**BRANO DEL TESTO**:
/---

Sempre negli anni che precedono il grande boom del fantasy, oltre alla fantascienza, si può individuare un genere misto, posto a metà tra il fantasy e lo sci-fi, riscontrabile in pellicole come Star Wars e Stargate, saghe che hanno letteralmente segnato la storia del cinema.
Anche in tal caso si tratta di film basati su sceneggiature e non su romanzi e nei quali, volenti o nolenti, gioca sempre un ruolo chiave George Lucas. La commistione dei generi si è andata sviluppando di pari passo con il successo del fantasy, tanto da comprendere l'horror (Twilight, 2008), l'action (Il Mistero dei Templari, 2004), e così via.
Come dicevo, però, per poter parlare di fantasy dobbiamo arrivare al 2001, anno in cui due dei più grandi kolossal della storia del cinema hanno avuto origine: Harry Potter e Il Signore degli Anelli, trascinati entrambi dal successo travolgente dei romanzi dai quali sono stati tratti.
Anche se con storie di produzione diverse, le due saghe non sono state girate negli States, ma una in Gran Bretagna e l'altra in Nuova Zelanda (la vecchia e la nuova patria del cinema), ed entrambe hanno in comune un nuovo utilizzo della tecnologia digitale, che consente di rendere più realistici tutti quegli effetti speciali prima realizzati alla buona.
Questo nuovo realismo, unito alla sempre crescente voglia del pubblico di evadere dalla realtà in contesti strani e meravigliosi, ha dato il via a tutta una serie di film, che hanno preso piede ultimamente, di cui il più significativo esempio è il recente Avatar, attualmente il lungometraggio che ha incassato in assoluto di più nella storia del cinema americano.

\---

**ESTRATTI DELLE VOCI**:
/---

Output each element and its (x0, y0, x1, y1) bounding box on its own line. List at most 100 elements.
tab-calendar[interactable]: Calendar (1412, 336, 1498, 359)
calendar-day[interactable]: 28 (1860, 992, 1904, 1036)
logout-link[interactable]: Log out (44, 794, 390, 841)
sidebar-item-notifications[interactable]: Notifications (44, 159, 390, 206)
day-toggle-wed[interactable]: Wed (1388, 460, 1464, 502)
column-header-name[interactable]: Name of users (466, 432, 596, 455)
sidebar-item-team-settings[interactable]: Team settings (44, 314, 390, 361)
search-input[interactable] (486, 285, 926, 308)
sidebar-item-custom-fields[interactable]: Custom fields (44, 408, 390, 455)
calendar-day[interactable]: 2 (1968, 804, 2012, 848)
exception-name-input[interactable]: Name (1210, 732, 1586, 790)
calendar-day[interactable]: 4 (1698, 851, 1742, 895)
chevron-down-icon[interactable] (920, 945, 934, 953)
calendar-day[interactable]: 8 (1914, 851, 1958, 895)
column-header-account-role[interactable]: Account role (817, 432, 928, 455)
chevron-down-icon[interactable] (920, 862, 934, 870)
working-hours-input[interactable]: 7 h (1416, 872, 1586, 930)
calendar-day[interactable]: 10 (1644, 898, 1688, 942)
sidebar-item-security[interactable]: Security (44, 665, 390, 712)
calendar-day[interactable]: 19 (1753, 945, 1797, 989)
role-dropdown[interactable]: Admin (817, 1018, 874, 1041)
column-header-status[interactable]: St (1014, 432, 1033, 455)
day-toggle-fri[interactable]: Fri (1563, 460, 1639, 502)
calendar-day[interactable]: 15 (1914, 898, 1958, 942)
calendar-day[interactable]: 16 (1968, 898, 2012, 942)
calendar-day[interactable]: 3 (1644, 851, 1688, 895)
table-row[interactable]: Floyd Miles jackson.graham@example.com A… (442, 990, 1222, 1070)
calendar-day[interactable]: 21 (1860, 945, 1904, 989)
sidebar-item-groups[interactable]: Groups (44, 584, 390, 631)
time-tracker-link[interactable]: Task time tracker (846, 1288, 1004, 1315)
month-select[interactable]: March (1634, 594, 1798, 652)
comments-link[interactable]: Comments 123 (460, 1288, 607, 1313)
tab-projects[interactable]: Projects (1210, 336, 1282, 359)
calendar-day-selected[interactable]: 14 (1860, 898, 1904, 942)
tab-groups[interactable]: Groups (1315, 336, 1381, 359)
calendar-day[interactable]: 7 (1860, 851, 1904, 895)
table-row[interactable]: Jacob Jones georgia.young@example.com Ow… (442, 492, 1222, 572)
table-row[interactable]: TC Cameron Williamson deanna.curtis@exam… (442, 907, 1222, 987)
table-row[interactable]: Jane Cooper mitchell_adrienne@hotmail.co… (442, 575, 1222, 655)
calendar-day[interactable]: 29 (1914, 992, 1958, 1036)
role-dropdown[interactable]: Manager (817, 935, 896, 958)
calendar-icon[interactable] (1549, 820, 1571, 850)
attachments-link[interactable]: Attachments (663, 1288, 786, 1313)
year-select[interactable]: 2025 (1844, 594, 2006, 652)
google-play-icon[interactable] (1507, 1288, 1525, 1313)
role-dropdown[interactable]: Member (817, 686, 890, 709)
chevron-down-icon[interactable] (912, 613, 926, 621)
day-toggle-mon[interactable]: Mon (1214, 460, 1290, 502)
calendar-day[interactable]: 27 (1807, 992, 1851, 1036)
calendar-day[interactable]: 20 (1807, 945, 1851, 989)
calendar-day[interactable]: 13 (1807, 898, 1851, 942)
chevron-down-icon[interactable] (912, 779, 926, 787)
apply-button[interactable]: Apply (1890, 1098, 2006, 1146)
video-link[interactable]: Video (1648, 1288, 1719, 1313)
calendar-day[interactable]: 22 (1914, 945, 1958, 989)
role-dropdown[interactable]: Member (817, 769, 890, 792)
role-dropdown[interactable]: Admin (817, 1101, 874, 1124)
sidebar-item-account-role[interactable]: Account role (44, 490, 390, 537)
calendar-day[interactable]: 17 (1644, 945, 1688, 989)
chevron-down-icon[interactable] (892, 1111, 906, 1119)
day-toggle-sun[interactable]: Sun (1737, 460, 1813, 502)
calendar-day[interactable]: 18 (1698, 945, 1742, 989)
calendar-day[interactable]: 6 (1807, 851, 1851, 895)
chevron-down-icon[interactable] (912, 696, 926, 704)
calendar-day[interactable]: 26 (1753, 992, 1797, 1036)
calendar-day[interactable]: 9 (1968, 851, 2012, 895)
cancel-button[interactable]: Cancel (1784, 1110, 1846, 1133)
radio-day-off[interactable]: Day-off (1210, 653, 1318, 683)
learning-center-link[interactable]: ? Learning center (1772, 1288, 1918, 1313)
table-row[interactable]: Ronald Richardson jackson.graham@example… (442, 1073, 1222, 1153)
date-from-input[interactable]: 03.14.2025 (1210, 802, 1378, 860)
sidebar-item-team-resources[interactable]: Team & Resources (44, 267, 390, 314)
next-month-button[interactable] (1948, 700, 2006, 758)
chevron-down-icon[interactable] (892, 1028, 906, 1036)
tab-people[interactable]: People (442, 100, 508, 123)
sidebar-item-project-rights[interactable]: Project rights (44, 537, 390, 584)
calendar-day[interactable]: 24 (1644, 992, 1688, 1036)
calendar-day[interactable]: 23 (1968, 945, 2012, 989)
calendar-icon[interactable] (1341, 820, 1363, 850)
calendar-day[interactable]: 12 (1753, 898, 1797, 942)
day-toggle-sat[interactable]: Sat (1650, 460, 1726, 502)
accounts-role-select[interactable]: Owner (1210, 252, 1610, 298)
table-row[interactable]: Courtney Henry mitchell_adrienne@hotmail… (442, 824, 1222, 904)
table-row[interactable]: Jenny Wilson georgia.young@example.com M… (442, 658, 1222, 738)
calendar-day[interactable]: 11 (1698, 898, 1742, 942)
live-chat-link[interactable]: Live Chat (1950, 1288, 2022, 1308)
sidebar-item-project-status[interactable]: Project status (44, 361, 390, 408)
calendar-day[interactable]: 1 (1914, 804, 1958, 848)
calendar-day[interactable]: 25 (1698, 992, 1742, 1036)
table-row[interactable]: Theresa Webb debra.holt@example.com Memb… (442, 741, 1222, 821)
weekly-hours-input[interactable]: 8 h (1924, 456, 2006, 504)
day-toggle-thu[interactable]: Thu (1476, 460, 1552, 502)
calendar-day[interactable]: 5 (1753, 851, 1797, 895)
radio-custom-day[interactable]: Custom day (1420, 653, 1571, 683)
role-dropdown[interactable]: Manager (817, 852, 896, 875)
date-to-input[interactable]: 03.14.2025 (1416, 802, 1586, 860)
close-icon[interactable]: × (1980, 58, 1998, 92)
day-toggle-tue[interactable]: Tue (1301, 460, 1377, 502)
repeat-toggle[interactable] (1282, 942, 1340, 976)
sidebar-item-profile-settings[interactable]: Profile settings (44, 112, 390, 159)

\---

**COMPITO DA SVOLGERE**:
Riprendi il brano sul cinema fantasy e scrivine il seguito dopo l'ultima frase, quella su Avatar.

**RISPOSTA QUI SOTTO**:
Quest'ultimo decennio è costellato di esempi in tal senso: Le Cronache di Narnia (2005, 2008 e 2010), Eragon (2006), Stardust (2007), La Bussola D'oro (2007), 10.000 A.C. (2008), Parnassus (2009). E molti altri progetti sono già in cantiere per il prossimo decennio. Inoltre, poiché il mondo dei romanzi sembra non bastare, il fantasy cinematografico va sempre più spaziando nella fumettistica e, soprattutto (per quanto ci riguarda), nella mitologia: vedasi Beowulf (2007), Outlander (2008), Scontro tra Titani (2010).
Tutto questo successo si è ripercosso anche sulla letteratura, che ha visto una vera e propria impennata nella composizione e nella vendita di romanzi fantasy, e sulla TV, dove nel 2008 è nato il primo telefilm fantasy, La Spada della Verità, basato sul ciclo di romanzi di Terry Goodkind.
Si può quindi ben dire che il genere inventato da Tolkien è divenuto sufficientemente remunerativo da far azzardare ai produttori e registi americani sempre nuove creazioni in celluloide per la gioia dei fan del fantasy.